EXERCISE MATERIAL:
━━━━━━━━━━━━━━━━━━━━
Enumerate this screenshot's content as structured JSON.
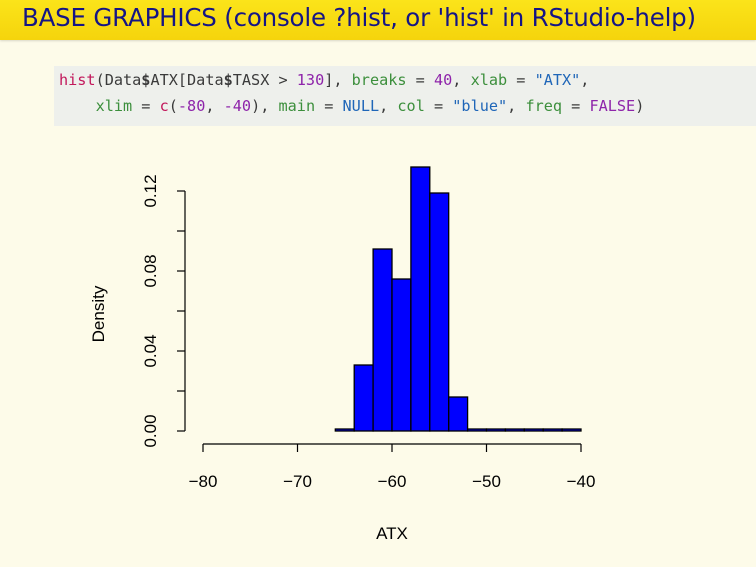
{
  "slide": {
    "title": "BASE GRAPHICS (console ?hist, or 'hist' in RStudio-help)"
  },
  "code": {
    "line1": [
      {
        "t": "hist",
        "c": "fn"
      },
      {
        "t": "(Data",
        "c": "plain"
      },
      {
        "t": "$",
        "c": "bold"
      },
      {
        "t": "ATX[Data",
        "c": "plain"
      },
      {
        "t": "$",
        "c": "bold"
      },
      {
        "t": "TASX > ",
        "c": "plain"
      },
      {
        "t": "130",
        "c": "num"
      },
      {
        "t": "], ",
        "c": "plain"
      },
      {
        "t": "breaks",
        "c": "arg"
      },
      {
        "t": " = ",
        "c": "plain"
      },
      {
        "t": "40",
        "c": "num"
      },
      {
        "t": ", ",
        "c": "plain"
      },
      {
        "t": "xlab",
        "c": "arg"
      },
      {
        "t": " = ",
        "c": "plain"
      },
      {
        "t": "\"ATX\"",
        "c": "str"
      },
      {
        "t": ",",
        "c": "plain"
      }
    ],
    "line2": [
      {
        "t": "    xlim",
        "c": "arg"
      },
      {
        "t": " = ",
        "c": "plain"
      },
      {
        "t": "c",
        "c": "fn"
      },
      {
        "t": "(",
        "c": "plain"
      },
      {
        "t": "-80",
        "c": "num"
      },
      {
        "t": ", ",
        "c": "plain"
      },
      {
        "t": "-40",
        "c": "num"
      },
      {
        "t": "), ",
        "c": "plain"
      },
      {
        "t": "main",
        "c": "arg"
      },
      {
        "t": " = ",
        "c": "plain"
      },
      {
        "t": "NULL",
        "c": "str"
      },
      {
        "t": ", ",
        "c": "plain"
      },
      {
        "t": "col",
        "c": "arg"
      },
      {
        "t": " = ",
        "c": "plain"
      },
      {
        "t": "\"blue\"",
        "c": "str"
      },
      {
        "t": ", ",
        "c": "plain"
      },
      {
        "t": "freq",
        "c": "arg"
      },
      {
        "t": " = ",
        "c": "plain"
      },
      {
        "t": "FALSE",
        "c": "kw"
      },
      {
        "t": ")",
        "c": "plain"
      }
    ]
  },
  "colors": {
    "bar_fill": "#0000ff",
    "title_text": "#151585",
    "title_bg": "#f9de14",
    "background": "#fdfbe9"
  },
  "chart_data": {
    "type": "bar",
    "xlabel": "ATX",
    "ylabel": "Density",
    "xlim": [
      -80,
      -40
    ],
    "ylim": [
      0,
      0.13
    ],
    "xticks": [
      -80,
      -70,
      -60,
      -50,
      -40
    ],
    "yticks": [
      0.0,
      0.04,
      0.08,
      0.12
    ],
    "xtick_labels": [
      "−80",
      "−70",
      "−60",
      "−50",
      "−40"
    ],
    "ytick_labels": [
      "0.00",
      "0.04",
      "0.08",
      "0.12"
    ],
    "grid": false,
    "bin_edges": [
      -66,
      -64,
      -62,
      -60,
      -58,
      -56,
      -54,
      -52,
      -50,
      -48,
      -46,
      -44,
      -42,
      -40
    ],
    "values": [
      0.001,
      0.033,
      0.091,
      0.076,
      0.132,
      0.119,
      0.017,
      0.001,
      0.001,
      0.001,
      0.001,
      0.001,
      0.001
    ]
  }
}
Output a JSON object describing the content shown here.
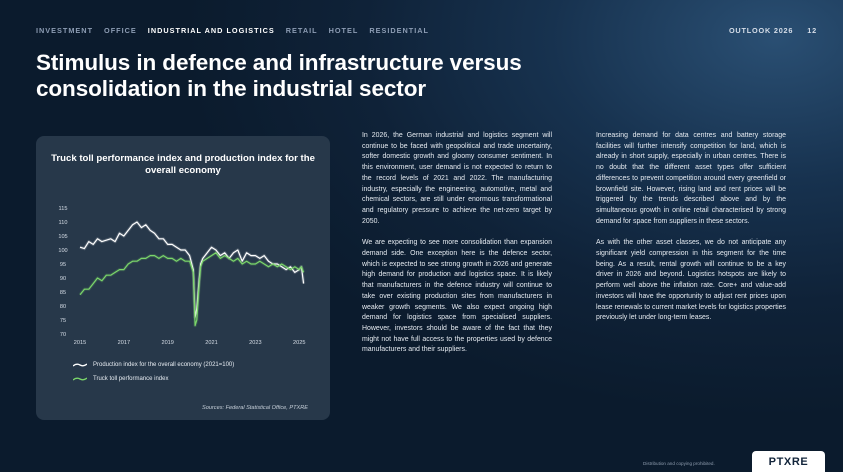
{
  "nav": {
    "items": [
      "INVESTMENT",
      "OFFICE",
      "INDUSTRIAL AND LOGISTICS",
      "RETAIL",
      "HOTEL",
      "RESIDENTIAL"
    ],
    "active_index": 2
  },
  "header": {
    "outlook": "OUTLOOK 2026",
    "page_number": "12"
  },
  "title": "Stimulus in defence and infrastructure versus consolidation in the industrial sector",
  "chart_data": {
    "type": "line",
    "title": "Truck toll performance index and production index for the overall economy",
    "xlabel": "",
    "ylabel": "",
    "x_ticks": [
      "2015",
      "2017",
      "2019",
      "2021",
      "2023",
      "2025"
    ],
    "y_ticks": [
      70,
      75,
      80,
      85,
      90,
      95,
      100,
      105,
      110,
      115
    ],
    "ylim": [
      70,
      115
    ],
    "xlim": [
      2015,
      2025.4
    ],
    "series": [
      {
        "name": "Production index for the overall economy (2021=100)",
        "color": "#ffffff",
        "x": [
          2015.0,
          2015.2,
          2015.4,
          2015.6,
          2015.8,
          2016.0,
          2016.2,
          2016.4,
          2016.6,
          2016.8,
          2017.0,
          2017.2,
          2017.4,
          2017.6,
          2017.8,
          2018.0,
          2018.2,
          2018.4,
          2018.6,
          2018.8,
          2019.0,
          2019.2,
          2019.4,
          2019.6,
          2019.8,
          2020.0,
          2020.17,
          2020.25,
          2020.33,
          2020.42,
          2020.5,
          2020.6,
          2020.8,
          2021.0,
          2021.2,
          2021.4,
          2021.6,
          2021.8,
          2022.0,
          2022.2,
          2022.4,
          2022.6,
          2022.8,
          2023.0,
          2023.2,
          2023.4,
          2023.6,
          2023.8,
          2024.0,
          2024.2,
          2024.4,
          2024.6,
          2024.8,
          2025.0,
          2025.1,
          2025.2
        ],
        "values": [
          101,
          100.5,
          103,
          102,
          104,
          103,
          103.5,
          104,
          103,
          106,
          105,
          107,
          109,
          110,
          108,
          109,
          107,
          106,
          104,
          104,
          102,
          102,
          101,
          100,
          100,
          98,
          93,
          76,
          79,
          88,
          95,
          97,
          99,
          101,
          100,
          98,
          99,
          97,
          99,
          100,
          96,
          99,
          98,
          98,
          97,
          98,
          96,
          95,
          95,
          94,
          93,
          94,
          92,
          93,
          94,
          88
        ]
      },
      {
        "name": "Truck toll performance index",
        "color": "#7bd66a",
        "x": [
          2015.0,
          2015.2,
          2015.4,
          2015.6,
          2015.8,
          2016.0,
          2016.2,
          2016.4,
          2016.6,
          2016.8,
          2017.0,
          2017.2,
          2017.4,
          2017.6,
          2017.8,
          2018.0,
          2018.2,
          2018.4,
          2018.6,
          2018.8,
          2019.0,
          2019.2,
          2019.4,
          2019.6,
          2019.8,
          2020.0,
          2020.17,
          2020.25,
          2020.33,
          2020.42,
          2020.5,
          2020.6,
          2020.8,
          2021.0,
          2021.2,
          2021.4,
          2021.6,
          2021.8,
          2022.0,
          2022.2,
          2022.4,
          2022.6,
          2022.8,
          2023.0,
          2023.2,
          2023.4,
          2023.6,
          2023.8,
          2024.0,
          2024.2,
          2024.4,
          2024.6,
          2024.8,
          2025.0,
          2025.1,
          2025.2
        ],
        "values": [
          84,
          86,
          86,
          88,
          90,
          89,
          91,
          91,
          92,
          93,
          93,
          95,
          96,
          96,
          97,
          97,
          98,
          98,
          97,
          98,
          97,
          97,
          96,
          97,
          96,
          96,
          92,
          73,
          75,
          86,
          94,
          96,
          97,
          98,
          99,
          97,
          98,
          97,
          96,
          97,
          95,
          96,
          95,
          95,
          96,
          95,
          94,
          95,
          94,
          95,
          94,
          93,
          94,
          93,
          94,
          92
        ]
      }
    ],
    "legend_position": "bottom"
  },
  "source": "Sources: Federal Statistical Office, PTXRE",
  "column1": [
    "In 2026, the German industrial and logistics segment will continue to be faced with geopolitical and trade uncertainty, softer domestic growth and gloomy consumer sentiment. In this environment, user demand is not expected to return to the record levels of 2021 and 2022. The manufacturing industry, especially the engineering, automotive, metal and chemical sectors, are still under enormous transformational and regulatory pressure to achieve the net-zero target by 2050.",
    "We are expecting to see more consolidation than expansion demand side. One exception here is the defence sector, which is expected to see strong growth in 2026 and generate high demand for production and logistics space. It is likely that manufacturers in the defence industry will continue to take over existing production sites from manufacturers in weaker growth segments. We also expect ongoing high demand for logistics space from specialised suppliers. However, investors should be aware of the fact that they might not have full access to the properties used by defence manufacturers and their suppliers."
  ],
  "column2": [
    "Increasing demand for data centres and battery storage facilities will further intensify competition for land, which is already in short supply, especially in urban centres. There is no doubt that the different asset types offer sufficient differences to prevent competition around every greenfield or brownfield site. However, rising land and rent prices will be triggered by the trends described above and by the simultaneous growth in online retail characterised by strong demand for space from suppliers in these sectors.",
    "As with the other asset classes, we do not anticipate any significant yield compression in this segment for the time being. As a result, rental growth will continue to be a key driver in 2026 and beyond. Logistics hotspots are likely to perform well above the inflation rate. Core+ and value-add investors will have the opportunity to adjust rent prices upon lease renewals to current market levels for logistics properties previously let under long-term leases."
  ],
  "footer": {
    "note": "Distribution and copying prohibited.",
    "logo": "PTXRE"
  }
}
━━━━━━━━━━━━━━━━━━━━
Pull out each line containing the word "JSON" and copy it.

Enumerate this screenshot's content as structured JSON.
Output a JSON object describing the content shown here.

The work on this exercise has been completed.